··· Data extract
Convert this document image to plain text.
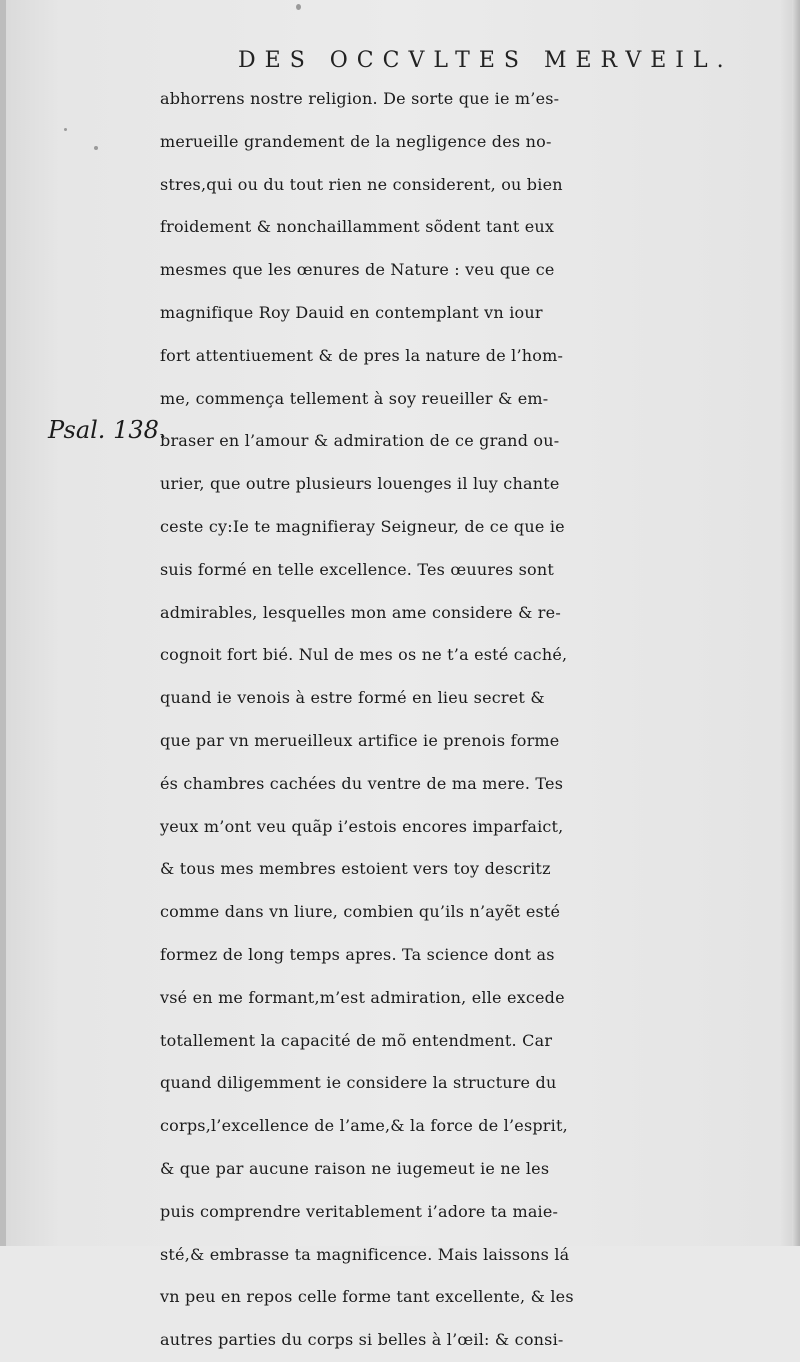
DES OCCVLTES MERVEIL.
Psal. 138.
abhorrens nostre religion. De sorte que ie m’es-
merueille grandement de la negligence des no-
stres,qui ou du tout rien ne considerent, ou bien
froidement & nonchaillamment sõdent tant eux
mesmes que les œnures de Nature : veu que ce
magnifique Roy Dauid en contemplant vn iour
fort attentiuement & de pres la nature de l’hom-
me, commença tellement à soy reueiller & em-
braser en l’amour & admiration de ce grand ou-
urier, que outre plusieurs louenges il luy chante
ceste cy:Ie te magnifieray Seigneur, de ce que ie
suis formé en telle excellence. Tes œuures sont
admirables, lesquelles mon ame considere & re-
cognoit fort bié. Nul de mes os ne t’a esté caché,
quand ie venois à estre formé en lieu secret &
que par vn merueilleux artifice ie prenois forme
és chambres cachées du ventre de ma mere. Tes
yeux m’ont veu quãp i’estois encores imparfaict,
& tous mes membres estoient vers toy descritz
comme dans vn liure, combien qu’ils n’ayẽt esté
formez de long temps apres. Ta science dont as
vsé en me formant,m’est admiration, elle excede
totallement la capacité de mõ entendment. Car
quand diligemment ie considere la structure du
corps,l’excellence de l’ame,& la force de l’esprit,
& que par aucune raison ne iugemeut ie ne les
puis comprendre veritablement i’adore ta maie-
sté,& embrasse ta magnificence. Mais laissons lá
vn peu en repos celle forme tant excellente, & les
autres parties du corps si belles à l’œil: & consi-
······
◆ **Your objective**: Return each line from the material above exactly, but not the pictures.

◆ **Response to this exercise**:
Convert this document image to plain text.
DES OCCVLTES MERVEIL.
Psal. 138.
abhorrens nostre religion. De sorte que ie m’es-
merueille grandement de la negligence des no-
stres,qui ou du tout rien ne considerent, ou bien
froidement & nonchaillamment sõdent tant eux
mesmes que les œnures de Nature : veu que ce
magnifique Roy Dauid en contemplant vn iour
fort attentiuement & de pres la nature de l’hom-
me, commença tellement à soy reueiller & em-
braser en l’amour & admiration de ce grand ou-
urier, que outre plusieurs louenges il luy chante
ceste cy:Ie te magnifieray Seigneur, de ce que ie
suis formé en telle excellence. Tes œuures sont
admirables, lesquelles mon ame considere & re-
cognoit fort bié. Nul de mes os ne t’a esté caché,
quand ie venois à estre formé en lieu secret &
que par vn merueilleux artifice ie prenois forme
és chambres cachées du ventre de ma mere. Tes
yeux m’ont veu quãp i’estois encores imparfaict,
& tous mes membres estoient vers toy descritz
comme dans vn liure, combien qu’ils n’ayẽt esté
formez de long temps apres. Ta science dont as
vsé en me formant,m’est admiration, elle excede
totallement la capacité de mõ entendment. Car
quand diligemment ie considere la structure du
corps,l’excellence de l’ame,& la force de l’esprit,
& que par aucune raison ne iugemeut ie ne les
puis comprendre veritablement i’adore ta maie-
sté,& embrasse ta magnificence. Mais laissons lá
vn peu en repos celle forme tant excellente, & les
autres parties du corps si belles à l’œil: & consi-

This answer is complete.